Task objective →
Read the listing below and copy out every line that holds "true".

━━ Information shown ━━

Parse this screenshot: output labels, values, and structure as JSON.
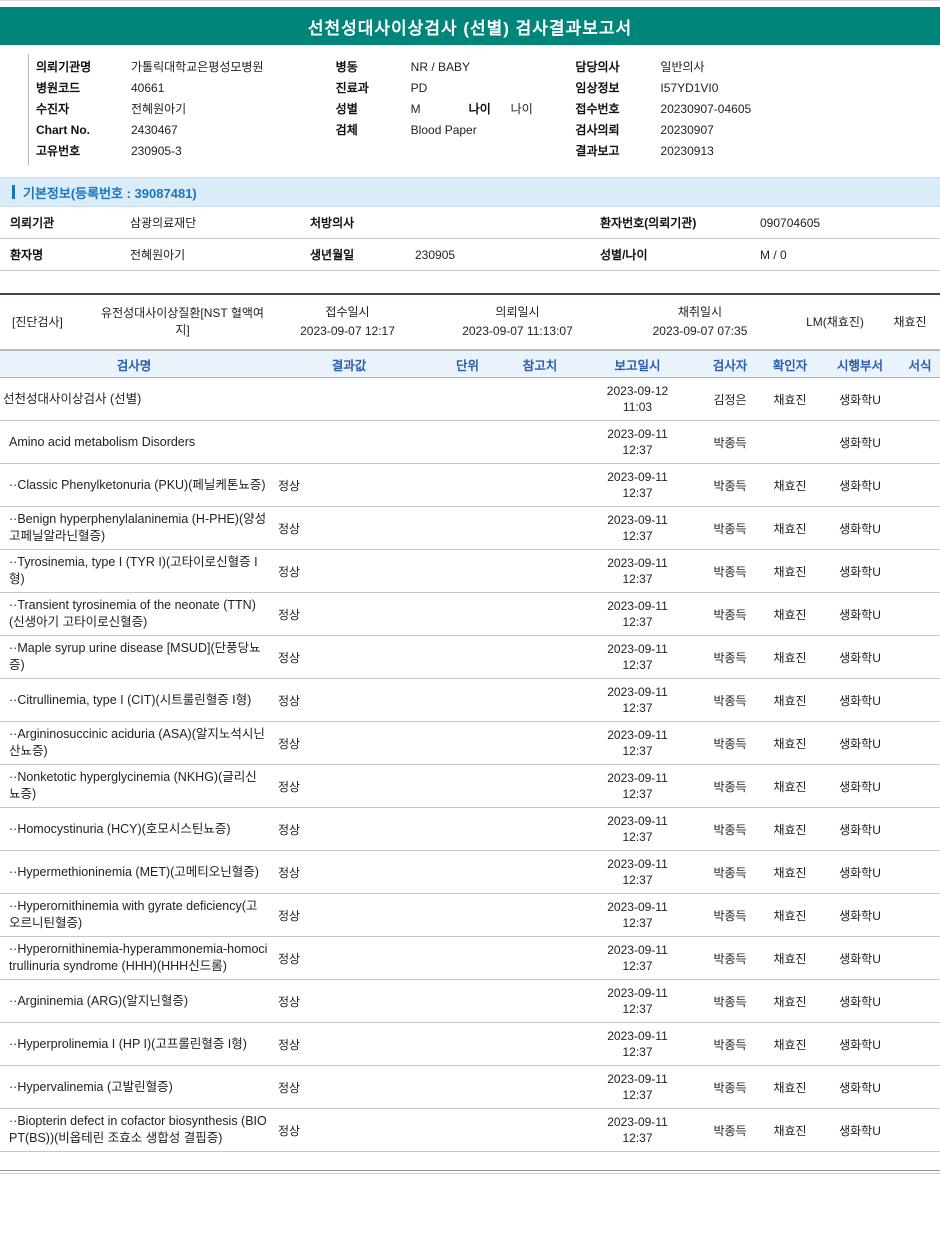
{
  "colors": {
    "brand_teal": "#00857B",
    "section_blue": "#1B75BC",
    "table_header_blue": "#2B5FAD"
  },
  "report": {
    "title": "선천성대사이상검사 (선별) 검사결과보고서"
  },
  "header_info": {
    "col1": [
      {
        "label": "의뢰기관명",
        "value": "가톨릭대학교은평성모병원"
      },
      {
        "label": "병원코드",
        "value": "40661"
      },
      {
        "label": "수진자",
        "value": "전혜원아기"
      },
      {
        "label": "Chart No.",
        "value": "2430467"
      },
      {
        "label": "고유번호",
        "value": "230905-3"
      }
    ],
    "col2": [
      {
        "label": "병동",
        "value": "NR / BABY"
      },
      {
        "label": "진료과",
        "value": "PD"
      },
      {
        "label": "성별",
        "value": "M",
        "label2": "나이",
        "value2": "나이"
      },
      {
        "label": "검체",
        "value": "Blood Paper"
      }
    ],
    "col3": [
      {
        "label": "담당의사",
        "value": "일반의사"
      },
      {
        "label": "임상정보",
        "value": "I57YD1VI0"
      },
      {
        "label": "접수번호",
        "value": "20230907-04605"
      },
      {
        "label": "검사의뢰",
        "value": "20230907"
      },
      {
        "label": "결과보고",
        "value": "20230913"
      }
    ]
  },
  "basic_info": {
    "section_title": "기본정보(등록번호 : 39087481)",
    "rows": [
      [
        {
          "label": "의뢰기관",
          "value": "삼광의료재단"
        },
        {
          "label": "처방의사",
          "value": ""
        },
        {
          "label": "환자번호(의뢰기관)",
          "value": "090704605"
        }
      ],
      [
        {
          "label": "환자명",
          "value": "전혜원아기"
        },
        {
          "label": "생년월일",
          "value": "230905"
        },
        {
          "label": "성별/나이",
          "value": "M / 0"
        }
      ]
    ]
  },
  "diagnosis": {
    "tag": "[진단검사]",
    "test_group": "유전성대사이상질환[NST 혈액여지]",
    "columns": [
      {
        "label": "접수일시",
        "value": "2023-09-07 12:17"
      },
      {
        "label": "의뢰일시",
        "value": "2023-09-07 11:13:07"
      },
      {
        "label": "채취일시",
        "value": "2023-09-07 07:35"
      }
    ],
    "collector": "LM(채효진)",
    "confirmer": "채효진"
  },
  "results_table": {
    "headers": [
      "검사명",
      "결과값",
      "단위",
      "참고치",
      "보고일시",
      "검사자",
      "확인자",
      "시행부서",
      "서식"
    ],
    "rows": [
      {
        "name": "선천성대사이상검사 (선별)",
        "indent": 0,
        "result": "",
        "unit": "",
        "ref": "",
        "reported": "2023-09-12 11:03",
        "tester": "김정은",
        "confirmer": "채효진",
        "dept": "생화학U"
      },
      {
        "name": "Amino acid metabolism Disorders",
        "indent": 1,
        "result": "",
        "unit": "",
        "ref": "",
        "reported": "2023-09-11 12:37",
        "tester": "박종득",
        "confirmer": "",
        "dept": "생화학U"
      },
      {
        "name": "··Classic Phenylketonuria (PKU)(페닐케톤뇨증)",
        "indent": 1,
        "result": "정상",
        "unit": "",
        "ref": "",
        "reported": "2023-09-11 12:37",
        "tester": "박종득",
        "confirmer": "채효진",
        "dept": "생화학U"
      },
      {
        "name": "··Benign hyperphenylalaninemia (H-PHE)(양성 고페닐알라닌혈증)",
        "indent": 1,
        "result": "정상",
        "unit": "",
        "ref": "",
        "reported": "2023-09-11 12:37",
        "tester": "박종득",
        "confirmer": "채효진",
        "dept": "생화학U"
      },
      {
        "name": "··Tyrosinemia, type I (TYR I)(고타이로신혈증 I형)",
        "indent": 1,
        "result": "정상",
        "unit": "",
        "ref": "",
        "reported": "2023-09-11 12:37",
        "tester": "박종득",
        "confirmer": "채효진",
        "dept": "생화학U"
      },
      {
        "name": "··Transient tyrosinemia of the neonate (TTN)(신생아기 고타이로신혈증)",
        "indent": 1,
        "result": "정상",
        "unit": "",
        "ref": "",
        "reported": "2023-09-11 12:37",
        "tester": "박종득",
        "confirmer": "채효진",
        "dept": "생화학U"
      },
      {
        "name": "··Maple syrup urine disease [MSUD](단풍당뇨증)",
        "indent": 1,
        "result": "정상",
        "unit": "",
        "ref": "",
        "reported": "2023-09-11 12:37",
        "tester": "박종득",
        "confirmer": "채효진",
        "dept": "생화학U"
      },
      {
        "name": "··Citrullinemia, type I (CIT)(시트룰린혈증 I형)",
        "indent": 1,
        "result": "정상",
        "unit": "",
        "ref": "",
        "reported": "2023-09-11 12:37",
        "tester": "박종득",
        "confirmer": "채효진",
        "dept": "생화학U"
      },
      {
        "name": "··Argininosuccinic aciduria (ASA)(알지노석시닌산뇨증)",
        "indent": 1,
        "result": "정상",
        "unit": "",
        "ref": "",
        "reported": "2023-09-11 12:37",
        "tester": "박종득",
        "confirmer": "채효진",
        "dept": "생화학U"
      },
      {
        "name": "··Nonketotic hyperglycinemia (NKHG)(글리신뇨증)",
        "indent": 1,
        "result": "정상",
        "unit": "",
        "ref": "",
        "reported": "2023-09-11 12:37",
        "tester": "박종득",
        "confirmer": "채효진",
        "dept": "생화학U"
      },
      {
        "name": "··Homocystinuria (HCY)(호모시스틴뇨증)",
        "indent": 1,
        "result": "정상",
        "unit": "",
        "ref": "",
        "reported": "2023-09-11 12:37",
        "tester": "박종득",
        "confirmer": "채효진",
        "dept": "생화학U"
      },
      {
        "name": "··Hypermethioninemia (MET)(고메티오닌혈증)",
        "indent": 1,
        "result": "정상",
        "unit": "",
        "ref": "",
        "reported": "2023-09-11 12:37",
        "tester": "박종득",
        "confirmer": "채효진",
        "dept": "생화학U"
      },
      {
        "name": "··Hyperornithinemia with gyrate deficiency(고오르니틴혈증)",
        "indent": 1,
        "result": "정상",
        "unit": "",
        "ref": "",
        "reported": "2023-09-11 12:37",
        "tester": "박종득",
        "confirmer": "채효진",
        "dept": "생화학U"
      },
      {
        "name": "··Hyperornithinemia-hyperammonemia-homocitrullinuria syndrome (HHH)(HHH신드롬)",
        "indent": 1,
        "result": "정상",
        "unit": "",
        "ref": "",
        "reported": "2023-09-11 12:37",
        "tester": "박종득",
        "confirmer": "채효진",
        "dept": "생화학U"
      },
      {
        "name": "··Argininemia (ARG)(알지닌혈증)",
        "indent": 1,
        "result": "정상",
        "unit": "",
        "ref": "",
        "reported": "2023-09-11 12:37",
        "tester": "박종득",
        "confirmer": "채효진",
        "dept": "생화학U"
      },
      {
        "name": "··Hyperprolinemia I (HP I)(고프롤린혈증 I형)",
        "indent": 1,
        "result": "정상",
        "unit": "",
        "ref": "",
        "reported": "2023-09-11 12:37",
        "tester": "박종득",
        "confirmer": "채효진",
        "dept": "생화학U"
      },
      {
        "name": "··Hypervalinemia (고발린혈증)",
        "indent": 1,
        "result": "정상",
        "unit": "",
        "ref": "",
        "reported": "2023-09-11 12:37",
        "tester": "박종득",
        "confirmer": "채효진",
        "dept": "생화학U"
      },
      {
        "name": "··Biopterin defect in cofactor biosynthesis (BIOPT(BS))(비옵테린 조효소 생합성 결핍증)",
        "indent": 1,
        "result": "정상",
        "unit": "",
        "ref": "",
        "reported": "2023-09-11 12:37",
        "tester": "박종득",
        "confirmer": "채효진",
        "dept": "생화학U"
      }
    ]
  }
}
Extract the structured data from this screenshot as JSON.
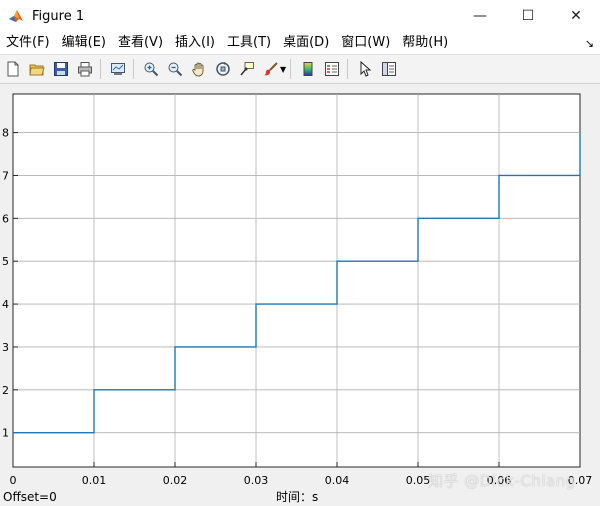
{
  "window": {
    "title": "Figure 1",
    "minimize": "—",
    "maximize": "☐",
    "close": "✕"
  },
  "menu": [
    "文件(F)",
    "编辑(E)",
    "查看(V)",
    "插入(I)",
    "工具(T)",
    "桌面(D)",
    "窗口(W)",
    "帮助(H)"
  ],
  "toolbar": [
    "new-file-icon",
    "open-folder-icon",
    "save-icon",
    "print-icon",
    "link-plot-icon",
    "zoom-in-icon",
    "zoom-out-icon",
    "pan-hand-icon",
    "rotate-3d-icon",
    "data-cursor-icon",
    "brush-icon",
    "colorbar-icon",
    "legend-icon",
    "pointer-arrow-icon",
    "property-editor-icon"
  ],
  "status": {
    "offset": "Offset=0",
    "xlabel": "时间：s"
  },
  "watermark": "知乎 @Dick-Chiang",
  "colors": {
    "line": "#1f77b4",
    "grid": "#b0b0b0",
    "axes_bg": "#ffffff"
  },
  "chart_data": {
    "type": "line",
    "subtype": "stairs",
    "x": [
      0,
      0.01,
      0.02,
      0.03,
      0.04,
      0.05,
      0.06,
      0.07
    ],
    "y": [
      1,
      2,
      3,
      4,
      5,
      6,
      7,
      8
    ],
    "xlim": [
      0,
      0.07
    ],
    "ylim": [
      0.2,
      8.9
    ],
    "xticks": [
      0,
      0.01,
      0.02,
      0.03,
      0.04,
      0.05,
      0.06,
      0.07
    ],
    "xtick_labels": [
      "0",
      "0.01",
      "0.02",
      "0.03",
      "0.04",
      "0.05",
      "0.06",
      "0.07"
    ],
    "yticks": [
      1,
      2,
      3,
      4,
      5,
      6,
      7,
      8
    ],
    "ytick_labels": [
      "1",
      "2",
      "3",
      "4",
      "5",
      "6",
      "7",
      "8"
    ],
    "grid": true,
    "xlabel": "时间：s"
  }
}
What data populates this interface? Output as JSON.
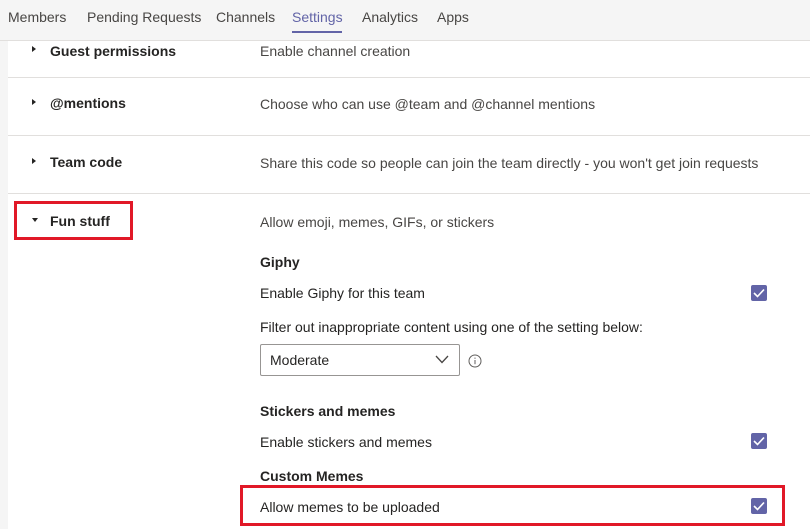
{
  "tabs": [
    "Members",
    "Pending Requests",
    "Channels",
    "Settings",
    "Analytics",
    "Apps"
  ],
  "sections": {
    "guest_permissions": {
      "title": "Guest permissions",
      "description": "Enable channel creation"
    },
    "mentions": {
      "title": "@mentions",
      "description": "Choose who can use @team and @channel mentions"
    },
    "team_code": {
      "title": "Team code",
      "description": "Share this code so people can join the team directly - you won't get join requests"
    },
    "fun_stuff": {
      "title": "Fun stuff",
      "description": "Allow emoji, memes, GIFs, or stickers",
      "giphy": {
        "heading": "Giphy",
        "enable_label": "Enable Giphy for this team",
        "enable_checked": true,
        "filter_label": "Filter out inappropriate content using one of the setting below:",
        "filter_value": "Moderate"
      },
      "stickers": {
        "heading": "Stickers and memes",
        "enable_label": "Enable stickers and memes",
        "enable_checked": true
      },
      "custom_memes": {
        "heading": "Custom Memes",
        "upload_label": "Allow memes to be uploaded",
        "upload_checked": true
      }
    }
  },
  "colors": {
    "accent": "#6264a7",
    "highlight": "#e11827"
  },
  "icons": [
    "caret-right-icon",
    "caret-down-icon",
    "checkmark-icon",
    "chevron-down-icon",
    "info-icon"
  ]
}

━━━

Correct output →
    "grid": true,
        "enable_checked": true,
        "enable_checked": true
        "upload_checked": true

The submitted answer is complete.